Figure content listings

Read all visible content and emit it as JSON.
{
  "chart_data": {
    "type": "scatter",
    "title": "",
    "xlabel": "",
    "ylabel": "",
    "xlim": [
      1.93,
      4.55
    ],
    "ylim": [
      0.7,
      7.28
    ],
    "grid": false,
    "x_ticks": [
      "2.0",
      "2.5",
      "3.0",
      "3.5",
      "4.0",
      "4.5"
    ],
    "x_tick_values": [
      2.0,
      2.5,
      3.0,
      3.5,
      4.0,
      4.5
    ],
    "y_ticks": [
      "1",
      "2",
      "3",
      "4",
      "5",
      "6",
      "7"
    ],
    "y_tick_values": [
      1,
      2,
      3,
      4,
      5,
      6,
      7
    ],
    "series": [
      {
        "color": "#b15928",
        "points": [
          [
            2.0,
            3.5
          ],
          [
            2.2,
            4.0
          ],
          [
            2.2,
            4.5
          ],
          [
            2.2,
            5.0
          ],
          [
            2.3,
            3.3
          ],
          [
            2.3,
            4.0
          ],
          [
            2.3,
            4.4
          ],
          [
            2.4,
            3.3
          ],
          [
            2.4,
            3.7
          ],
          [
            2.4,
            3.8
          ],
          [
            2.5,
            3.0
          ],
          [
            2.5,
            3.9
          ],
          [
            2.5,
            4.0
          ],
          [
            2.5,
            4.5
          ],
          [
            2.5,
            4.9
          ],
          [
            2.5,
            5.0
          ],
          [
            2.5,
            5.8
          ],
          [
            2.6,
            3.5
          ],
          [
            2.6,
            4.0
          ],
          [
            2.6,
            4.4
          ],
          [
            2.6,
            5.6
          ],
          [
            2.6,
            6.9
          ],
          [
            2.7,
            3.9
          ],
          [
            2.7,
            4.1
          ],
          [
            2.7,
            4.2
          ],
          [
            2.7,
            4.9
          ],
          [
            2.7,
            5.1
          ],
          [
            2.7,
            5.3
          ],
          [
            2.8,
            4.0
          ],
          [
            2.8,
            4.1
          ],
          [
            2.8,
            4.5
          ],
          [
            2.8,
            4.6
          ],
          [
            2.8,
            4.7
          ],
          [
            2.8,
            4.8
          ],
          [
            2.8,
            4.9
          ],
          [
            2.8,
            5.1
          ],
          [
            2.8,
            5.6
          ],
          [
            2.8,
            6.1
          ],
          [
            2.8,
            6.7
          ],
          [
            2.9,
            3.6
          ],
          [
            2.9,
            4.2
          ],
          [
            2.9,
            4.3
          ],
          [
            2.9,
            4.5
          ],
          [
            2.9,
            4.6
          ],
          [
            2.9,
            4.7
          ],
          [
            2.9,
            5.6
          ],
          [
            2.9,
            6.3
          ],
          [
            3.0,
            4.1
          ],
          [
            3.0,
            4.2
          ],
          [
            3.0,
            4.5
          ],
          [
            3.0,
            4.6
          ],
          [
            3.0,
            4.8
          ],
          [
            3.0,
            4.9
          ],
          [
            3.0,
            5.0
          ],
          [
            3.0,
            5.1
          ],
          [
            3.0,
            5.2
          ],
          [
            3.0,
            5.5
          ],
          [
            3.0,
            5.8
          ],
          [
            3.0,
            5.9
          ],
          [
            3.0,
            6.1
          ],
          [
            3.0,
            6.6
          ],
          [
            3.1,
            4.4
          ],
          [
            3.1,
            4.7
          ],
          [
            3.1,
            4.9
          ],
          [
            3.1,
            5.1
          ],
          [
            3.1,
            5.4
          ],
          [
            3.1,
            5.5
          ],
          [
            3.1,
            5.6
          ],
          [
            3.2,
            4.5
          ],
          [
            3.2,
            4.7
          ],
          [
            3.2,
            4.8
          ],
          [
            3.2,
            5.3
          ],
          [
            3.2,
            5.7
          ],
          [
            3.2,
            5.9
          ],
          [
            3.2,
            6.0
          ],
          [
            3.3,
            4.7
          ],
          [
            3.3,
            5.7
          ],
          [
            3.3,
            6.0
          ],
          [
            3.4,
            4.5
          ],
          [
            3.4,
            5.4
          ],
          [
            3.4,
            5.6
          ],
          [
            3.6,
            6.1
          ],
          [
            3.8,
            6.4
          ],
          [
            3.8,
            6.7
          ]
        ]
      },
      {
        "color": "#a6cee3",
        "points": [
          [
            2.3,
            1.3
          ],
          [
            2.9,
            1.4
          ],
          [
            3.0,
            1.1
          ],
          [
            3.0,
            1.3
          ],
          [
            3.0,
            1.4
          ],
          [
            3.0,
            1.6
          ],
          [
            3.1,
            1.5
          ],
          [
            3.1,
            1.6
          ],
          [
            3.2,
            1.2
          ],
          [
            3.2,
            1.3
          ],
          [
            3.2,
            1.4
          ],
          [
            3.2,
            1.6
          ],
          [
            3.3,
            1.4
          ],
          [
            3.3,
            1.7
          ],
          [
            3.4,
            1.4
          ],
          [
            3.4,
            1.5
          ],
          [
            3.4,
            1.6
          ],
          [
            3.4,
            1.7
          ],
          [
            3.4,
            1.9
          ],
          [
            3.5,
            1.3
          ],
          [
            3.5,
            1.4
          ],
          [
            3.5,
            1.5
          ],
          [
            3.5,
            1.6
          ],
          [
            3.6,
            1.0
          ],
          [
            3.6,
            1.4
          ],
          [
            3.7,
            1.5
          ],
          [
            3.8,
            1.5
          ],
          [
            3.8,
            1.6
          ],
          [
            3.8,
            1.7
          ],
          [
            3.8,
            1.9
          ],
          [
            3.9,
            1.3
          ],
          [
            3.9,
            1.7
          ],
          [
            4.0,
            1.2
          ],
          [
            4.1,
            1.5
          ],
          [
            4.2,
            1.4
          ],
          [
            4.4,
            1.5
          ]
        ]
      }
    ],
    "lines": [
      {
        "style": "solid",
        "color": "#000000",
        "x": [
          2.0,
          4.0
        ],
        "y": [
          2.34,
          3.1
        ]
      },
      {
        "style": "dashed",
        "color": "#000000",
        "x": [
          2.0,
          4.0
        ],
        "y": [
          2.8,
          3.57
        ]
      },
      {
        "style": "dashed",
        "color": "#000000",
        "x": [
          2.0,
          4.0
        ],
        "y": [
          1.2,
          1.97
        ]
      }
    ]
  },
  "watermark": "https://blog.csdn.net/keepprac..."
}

WHAT IS EXPECTED: Return each entry from the material above exactly as it appears.

FULL ANSWER:
Read all visible content and emit it as JSON.
{
  "chart_data": {
    "type": "scatter",
    "title": "",
    "xlabel": "",
    "ylabel": "",
    "xlim": [
      1.93,
      4.55
    ],
    "ylim": [
      0.7,
      7.28
    ],
    "grid": false,
    "x_ticks": [
      "2.0",
      "2.5",
      "3.0",
      "3.5",
      "4.0",
      "4.5"
    ],
    "x_tick_values": [
      2.0,
      2.5,
      3.0,
      3.5,
      4.0,
      4.5
    ],
    "y_ticks": [
      "1",
      "2",
      "3",
      "4",
      "5",
      "6",
      "7"
    ],
    "y_tick_values": [
      1,
      2,
      3,
      4,
      5,
      6,
      7
    ],
    "series": [
      {
        "color": "#b15928",
        "points": [
          [
            2.0,
            3.5
          ],
          [
            2.2,
            4.0
          ],
          [
            2.2,
            4.5
          ],
          [
            2.2,
            5.0
          ],
          [
            2.3,
            3.3
          ],
          [
            2.3,
            4.0
          ],
          [
            2.3,
            4.4
          ],
          [
            2.4,
            3.3
          ],
          [
            2.4,
            3.7
          ],
          [
            2.4,
            3.8
          ],
          [
            2.5,
            3.0
          ],
          [
            2.5,
            3.9
          ],
          [
            2.5,
            4.0
          ],
          [
            2.5,
            4.5
          ],
          [
            2.5,
            4.9
          ],
          [
            2.5,
            5.0
          ],
          [
            2.5,
            5.8
          ],
          [
            2.6,
            3.5
          ],
          [
            2.6,
            4.0
          ],
          [
            2.6,
            4.4
          ],
          [
            2.6,
            5.6
          ],
          [
            2.6,
            6.9
          ],
          [
            2.7,
            3.9
          ],
          [
            2.7,
            4.1
          ],
          [
            2.7,
            4.2
          ],
          [
            2.7,
            4.9
          ],
          [
            2.7,
            5.1
          ],
          [
            2.7,
            5.3
          ],
          [
            2.8,
            4.0
          ],
          [
            2.8,
            4.1
          ],
          [
            2.8,
            4.5
          ],
          [
            2.8,
            4.6
          ],
          [
            2.8,
            4.7
          ],
          [
            2.8,
            4.8
          ],
          [
            2.8,
            4.9
          ],
          [
            2.8,
            5.1
          ],
          [
            2.8,
            5.6
          ],
          [
            2.8,
            6.1
          ],
          [
            2.8,
            6.7
          ],
          [
            2.9,
            3.6
          ],
          [
            2.9,
            4.2
          ],
          [
            2.9,
            4.3
          ],
          [
            2.9,
            4.5
          ],
          [
            2.9,
            4.6
          ],
          [
            2.9,
            4.7
          ],
          [
            2.9,
            5.6
          ],
          [
            2.9,
            6.3
          ],
          [
            3.0,
            4.1
          ],
          [
            3.0,
            4.2
          ],
          [
            3.0,
            4.5
          ],
          [
            3.0,
            4.6
          ],
          [
            3.0,
            4.8
          ],
          [
            3.0,
            4.9
          ],
          [
            3.0,
            5.0
          ],
          [
            3.0,
            5.1
          ],
          [
            3.0,
            5.2
          ],
          [
            3.0,
            5.5
          ],
          [
            3.0,
            5.8
          ],
          [
            3.0,
            5.9
          ],
          [
            3.0,
            6.1
          ],
          [
            3.0,
            6.6
          ],
          [
            3.1,
            4.4
          ],
          [
            3.1,
            4.7
          ],
          [
            3.1,
            4.9
          ],
          [
            3.1,
            5.1
          ],
          [
            3.1,
            5.4
          ],
          [
            3.1,
            5.5
          ],
          [
            3.1,
            5.6
          ],
          [
            3.2,
            4.5
          ],
          [
            3.2,
            4.7
          ],
          [
            3.2,
            4.8
          ],
          [
            3.2,
            5.3
          ],
          [
            3.2,
            5.7
          ],
          [
            3.2,
            5.9
          ],
          [
            3.2,
            6.0
          ],
          [
            3.3,
            4.7
          ],
          [
            3.3,
            5.7
          ],
          [
            3.3,
            6.0
          ],
          [
            3.4,
            4.5
          ],
          [
            3.4,
            5.4
          ],
          [
            3.4,
            5.6
          ],
          [
            3.6,
            6.1
          ],
          [
            3.8,
            6.4
          ],
          [
            3.8,
            6.7
          ]
        ]
      },
      {
        "color": "#a6cee3",
        "points": [
          [
            2.3,
            1.3
          ],
          [
            2.9,
            1.4
          ],
          [
            3.0,
            1.1
          ],
          [
            3.0,
            1.3
          ],
          [
            3.0,
            1.4
          ],
          [
            3.0,
            1.6
          ],
          [
            3.1,
            1.5
          ],
          [
            3.1,
            1.6
          ],
          [
            3.2,
            1.2
          ],
          [
            3.2,
            1.3
          ],
          [
            3.2,
            1.4
          ],
          [
            3.2,
            1.6
          ],
          [
            3.3,
            1.4
          ],
          [
            3.3,
            1.7
          ],
          [
            3.4,
            1.4
          ],
          [
            3.4,
            1.5
          ],
          [
            3.4,
            1.6
          ],
          [
            3.4,
            1.7
          ],
          [
            3.4,
            1.9
          ],
          [
            3.5,
            1.3
          ],
          [
            3.5,
            1.4
          ],
          [
            3.5,
            1.5
          ],
          [
            3.5,
            1.6
          ],
          [
            3.6,
            1.0
          ],
          [
            3.6,
            1.4
          ],
          [
            3.7,
            1.5
          ],
          [
            3.8,
            1.5
          ],
          [
            3.8,
            1.6
          ],
          [
            3.8,
            1.7
          ],
          [
            3.8,
            1.9
          ],
          [
            3.9,
            1.3
          ],
          [
            3.9,
            1.7
          ],
          [
            4.0,
            1.2
          ],
          [
            4.1,
            1.5
          ],
          [
            4.2,
            1.4
          ],
          [
            4.4,
            1.5
          ]
        ]
      }
    ],
    "lines": [
      {
        "style": "solid",
        "color": "#000000",
        "x": [
          2.0,
          4.0
        ],
        "y": [
          2.34,
          3.1
        ]
      },
      {
        "style": "dashed",
        "color": "#000000",
        "x": [
          2.0,
          4.0
        ],
        "y": [
          2.8,
          3.57
        ]
      },
      {
        "style": "dashed",
        "color": "#000000",
        "x": [
          2.0,
          4.0
        ],
        "y": [
          1.2,
          1.97
        ]
      }
    ]
  },
  "watermark": "https://blog.csdn.net/keepprac..."
}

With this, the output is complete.